PASSAGE SHOWN:
'''

Our list is pushing 250 and the chances are good that we would have about 175-200 attendees.
We could go for a larger venue and not cut the list, but that means a standard catering hall that has multiple events per day (some simultaneous).
We are leaning towards two really beautiful settings - renting a mansion or a playhouse. So opting for the bigger venue would mean alot more decorating costs as the mansion & playhouse both have a great look that could stand alone without decorating as heavily. We'd also have to pay to feed more people.
We are starting to separate the guest list into priority and try to cut the "& Guest" to see how low we can get. We still might not get to under 150 attendees that way.
So, what are your thoughts? Start looking for a bigger venue or just start hacking the list?

2007-11-08 01:10:58 · 6 answers · asked by nova_queen_28 7 in Family & Relationships Weddings

Believe it or not, its the groom that really wants the mansion or playhouse. He likes the "ambiance" as well as the fact that nobody he knows has gotten married there before (there was an issue with one place i found - he doesn't want to go there 'cause his friend had his reception there).
My only desire is to have something unique. I was all set to rent a restored barn which is extremely affordable and we could splurge on the food & drinks & entertainment and not need to cut the guest list.

'''

STATED GOAL:
Copy the wedding venue post, beginning at the words "Our list is" and stopping after "attendees that way.", but swap "catering hall" for "banquet hall".

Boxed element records
'''

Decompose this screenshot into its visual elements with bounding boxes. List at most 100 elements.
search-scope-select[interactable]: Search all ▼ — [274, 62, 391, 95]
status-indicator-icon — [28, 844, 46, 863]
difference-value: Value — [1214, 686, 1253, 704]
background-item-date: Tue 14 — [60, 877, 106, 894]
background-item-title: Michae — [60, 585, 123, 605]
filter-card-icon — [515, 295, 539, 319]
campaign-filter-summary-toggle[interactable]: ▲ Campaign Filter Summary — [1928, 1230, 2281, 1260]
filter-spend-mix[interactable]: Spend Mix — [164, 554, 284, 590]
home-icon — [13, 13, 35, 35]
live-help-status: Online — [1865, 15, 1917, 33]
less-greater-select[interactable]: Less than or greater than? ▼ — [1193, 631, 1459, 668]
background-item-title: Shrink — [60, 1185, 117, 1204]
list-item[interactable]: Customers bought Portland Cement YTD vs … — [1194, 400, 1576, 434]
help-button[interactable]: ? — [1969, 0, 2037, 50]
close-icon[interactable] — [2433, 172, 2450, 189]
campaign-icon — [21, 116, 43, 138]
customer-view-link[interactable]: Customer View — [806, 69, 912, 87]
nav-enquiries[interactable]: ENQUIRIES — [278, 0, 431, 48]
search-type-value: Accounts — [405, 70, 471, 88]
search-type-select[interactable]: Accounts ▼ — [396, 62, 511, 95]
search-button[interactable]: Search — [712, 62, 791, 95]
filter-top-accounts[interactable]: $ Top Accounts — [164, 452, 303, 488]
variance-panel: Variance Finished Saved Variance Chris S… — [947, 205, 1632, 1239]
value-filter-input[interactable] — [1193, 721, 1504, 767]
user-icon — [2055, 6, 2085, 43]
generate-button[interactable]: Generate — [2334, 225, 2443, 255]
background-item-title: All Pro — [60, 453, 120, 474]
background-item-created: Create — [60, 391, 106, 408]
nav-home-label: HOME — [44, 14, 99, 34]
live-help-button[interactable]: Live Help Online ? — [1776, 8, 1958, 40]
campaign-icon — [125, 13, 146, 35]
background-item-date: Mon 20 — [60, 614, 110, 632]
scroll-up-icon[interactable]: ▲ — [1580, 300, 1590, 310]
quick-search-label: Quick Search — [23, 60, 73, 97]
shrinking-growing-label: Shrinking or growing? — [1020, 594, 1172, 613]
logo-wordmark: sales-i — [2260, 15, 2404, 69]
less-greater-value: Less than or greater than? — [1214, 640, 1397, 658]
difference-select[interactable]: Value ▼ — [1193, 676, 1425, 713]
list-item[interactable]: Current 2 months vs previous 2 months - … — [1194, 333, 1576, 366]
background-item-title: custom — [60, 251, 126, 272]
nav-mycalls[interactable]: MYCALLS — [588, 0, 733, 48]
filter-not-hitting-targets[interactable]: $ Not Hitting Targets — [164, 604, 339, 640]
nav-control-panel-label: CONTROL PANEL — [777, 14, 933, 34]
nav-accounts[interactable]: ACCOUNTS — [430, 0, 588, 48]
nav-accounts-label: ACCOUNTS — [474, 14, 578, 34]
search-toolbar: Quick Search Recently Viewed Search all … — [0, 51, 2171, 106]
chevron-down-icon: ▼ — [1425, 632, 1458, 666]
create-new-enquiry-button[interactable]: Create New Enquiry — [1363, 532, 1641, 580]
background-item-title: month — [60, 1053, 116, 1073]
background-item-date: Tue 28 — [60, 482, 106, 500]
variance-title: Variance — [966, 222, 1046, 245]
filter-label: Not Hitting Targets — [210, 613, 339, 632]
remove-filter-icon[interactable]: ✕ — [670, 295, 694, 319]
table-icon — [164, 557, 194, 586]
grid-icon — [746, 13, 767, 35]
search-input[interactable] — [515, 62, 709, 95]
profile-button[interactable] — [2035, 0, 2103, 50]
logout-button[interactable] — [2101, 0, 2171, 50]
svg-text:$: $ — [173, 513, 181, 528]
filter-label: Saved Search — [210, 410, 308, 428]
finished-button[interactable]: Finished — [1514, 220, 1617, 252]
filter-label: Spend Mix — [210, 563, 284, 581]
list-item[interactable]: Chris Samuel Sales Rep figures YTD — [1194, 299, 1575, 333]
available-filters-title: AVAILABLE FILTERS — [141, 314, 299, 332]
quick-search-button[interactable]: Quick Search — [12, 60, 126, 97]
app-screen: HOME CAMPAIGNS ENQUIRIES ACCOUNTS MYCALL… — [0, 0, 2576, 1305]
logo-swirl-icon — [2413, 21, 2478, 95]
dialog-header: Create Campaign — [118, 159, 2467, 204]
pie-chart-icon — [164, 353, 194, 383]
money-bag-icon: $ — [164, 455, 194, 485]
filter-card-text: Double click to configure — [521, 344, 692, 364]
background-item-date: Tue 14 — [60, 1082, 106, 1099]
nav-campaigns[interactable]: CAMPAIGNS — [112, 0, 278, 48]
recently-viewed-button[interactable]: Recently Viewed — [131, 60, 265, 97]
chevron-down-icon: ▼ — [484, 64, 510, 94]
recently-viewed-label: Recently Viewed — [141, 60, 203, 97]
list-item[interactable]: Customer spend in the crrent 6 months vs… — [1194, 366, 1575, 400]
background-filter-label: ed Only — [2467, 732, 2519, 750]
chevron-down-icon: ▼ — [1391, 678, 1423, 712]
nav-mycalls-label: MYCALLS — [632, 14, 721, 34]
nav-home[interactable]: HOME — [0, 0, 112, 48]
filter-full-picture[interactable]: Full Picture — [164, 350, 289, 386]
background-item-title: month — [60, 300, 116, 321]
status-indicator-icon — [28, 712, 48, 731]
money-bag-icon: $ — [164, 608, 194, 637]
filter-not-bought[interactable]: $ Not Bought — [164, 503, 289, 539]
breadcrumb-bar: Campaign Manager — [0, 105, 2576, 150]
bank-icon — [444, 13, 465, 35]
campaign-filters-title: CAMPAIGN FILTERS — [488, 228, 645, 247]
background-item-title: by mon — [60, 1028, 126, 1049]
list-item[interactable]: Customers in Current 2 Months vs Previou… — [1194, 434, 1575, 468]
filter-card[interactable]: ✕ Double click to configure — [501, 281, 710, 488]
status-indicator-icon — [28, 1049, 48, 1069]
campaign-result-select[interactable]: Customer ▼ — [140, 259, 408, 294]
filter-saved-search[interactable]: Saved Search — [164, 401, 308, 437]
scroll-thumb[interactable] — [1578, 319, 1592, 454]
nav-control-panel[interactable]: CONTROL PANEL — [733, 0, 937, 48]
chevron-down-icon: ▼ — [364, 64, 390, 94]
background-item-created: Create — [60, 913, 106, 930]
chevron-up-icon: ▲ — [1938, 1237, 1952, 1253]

'''

FINAL RESULT:
Our list is pushing 250 and the chances are good that we would have about 175-200 attendees.
We could go for a larger venue and not cut the list, but that means a standard banquet hall that has multiple events per day (some simultaneous).
We are leaning towards two really beautiful settings - renting a mansion or a playhouse. So opting for the bigger venue would mean alot more decorating costs as the mansion & playhouse both have a great look that could stand alone without decorating as heavily. We'd also have to pay to feed more people.
We are starting to separate the guest list into priority and try to cut the "& Guest" to see how low we can get. We still might not get to under 150 attendees that way.